-- Your goal --
Print out the material that follows word for word.

┌──

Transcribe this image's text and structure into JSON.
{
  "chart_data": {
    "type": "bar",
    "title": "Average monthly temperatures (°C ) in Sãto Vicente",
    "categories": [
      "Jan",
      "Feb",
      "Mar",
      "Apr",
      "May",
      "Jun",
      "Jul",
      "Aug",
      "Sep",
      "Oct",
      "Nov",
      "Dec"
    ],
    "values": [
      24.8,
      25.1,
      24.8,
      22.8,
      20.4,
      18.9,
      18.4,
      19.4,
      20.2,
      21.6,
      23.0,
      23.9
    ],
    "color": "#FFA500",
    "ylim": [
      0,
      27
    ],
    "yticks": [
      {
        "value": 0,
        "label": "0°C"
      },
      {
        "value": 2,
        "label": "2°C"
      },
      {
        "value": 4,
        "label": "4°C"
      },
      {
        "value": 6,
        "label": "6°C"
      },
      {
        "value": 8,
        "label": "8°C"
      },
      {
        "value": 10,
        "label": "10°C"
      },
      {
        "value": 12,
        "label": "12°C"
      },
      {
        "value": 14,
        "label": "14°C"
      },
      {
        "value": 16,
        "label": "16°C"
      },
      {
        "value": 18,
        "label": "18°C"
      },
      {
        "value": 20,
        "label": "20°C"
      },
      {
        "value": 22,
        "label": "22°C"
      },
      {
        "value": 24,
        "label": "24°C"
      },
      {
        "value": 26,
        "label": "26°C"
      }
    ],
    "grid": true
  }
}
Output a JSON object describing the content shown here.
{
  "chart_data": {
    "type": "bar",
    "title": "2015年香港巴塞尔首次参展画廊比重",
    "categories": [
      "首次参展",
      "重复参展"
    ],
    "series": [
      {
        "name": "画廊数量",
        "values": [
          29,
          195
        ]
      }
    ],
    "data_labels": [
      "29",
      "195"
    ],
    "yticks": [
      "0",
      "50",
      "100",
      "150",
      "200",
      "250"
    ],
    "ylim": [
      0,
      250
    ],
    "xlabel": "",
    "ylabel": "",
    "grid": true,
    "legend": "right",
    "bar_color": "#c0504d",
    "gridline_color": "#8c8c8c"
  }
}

└──

-- Task result --
Transcribe this image's text and structure into JSON.
{
  "chart_data": {
    "type": "bar",
    "title": "Average monthly temperatures (°C ) in Sãto Vicente",
    "categories": [
      "Jan",
      "Feb",
      "Mar",
      "Apr",
      "May",
      "Jun",
      "Jul",
      "Aug",
      "Sep",
      "Oct",
      "Nov",
      "Dec"
    ],
    "values": [
      24.8,
      25.1,
      24.8,
      22.8,
      20.4,
      18.9,
      18.4,
      19.4,
      20.2,
      21.6,
      23.0,
      23.9
    ],
    "color": "#FFA500",
    "ylim": [
      0,
      27
    ],
    "yticks": [
      {
        "value": 0,
        "label": "0°C"
      },
      {
        "value": 2,
        "label": "2°C"
      },
      {
        "value": 4,
        "label": "4°C"
      },
      {
        "value": 6,
        "label": "6°C"
      },
      {
        "value": 8,
        "label": "8°C"
      },
      {
        "value": 10,
        "label": "10°C"
      },
      {
        "value": 12,
        "label": "12°C"
      },
      {
        "value": 14,
        "label": "14°C"
      },
      {
        "value": 16,
        "label": "16°C"
      },
      {
        "value": 18,
        "label": "18°C"
      },
      {
        "value": 20,
        "label": "20°C"
      },
      {
        "value": 22,
        "label": "22°C"
      },
      {
        "value": 24,
        "label": "24°C"
      },
      {
        "value": 26,
        "label": "26°C"
      }
    ],
    "grid": true
  }
}
Output a JSON object describing the content shown here.
{
  "chart_data": {
    "type": "bar",
    "title": "2015年香港巴塞尔首次参展画廊比重",
    "categories": [
      "首次参展",
      "重复参展"
    ],
    "series": [
      {
        "name": "画廊数量",
        "values": [
          29,
          195
        ]
      }
    ],
    "data_labels": [
      "29",
      "195"
    ],
    "yticks": [
      "0",
      "50",
      "100",
      "150",
      "200",
      "250"
    ],
    "ylim": [
      0,
      250
    ],
    "xlabel": "",
    "ylabel": "",
    "grid": true,
    "legend": "right",
    "bar_color": "#c0504d",
    "gridline_color": "#8c8c8c"
  }
}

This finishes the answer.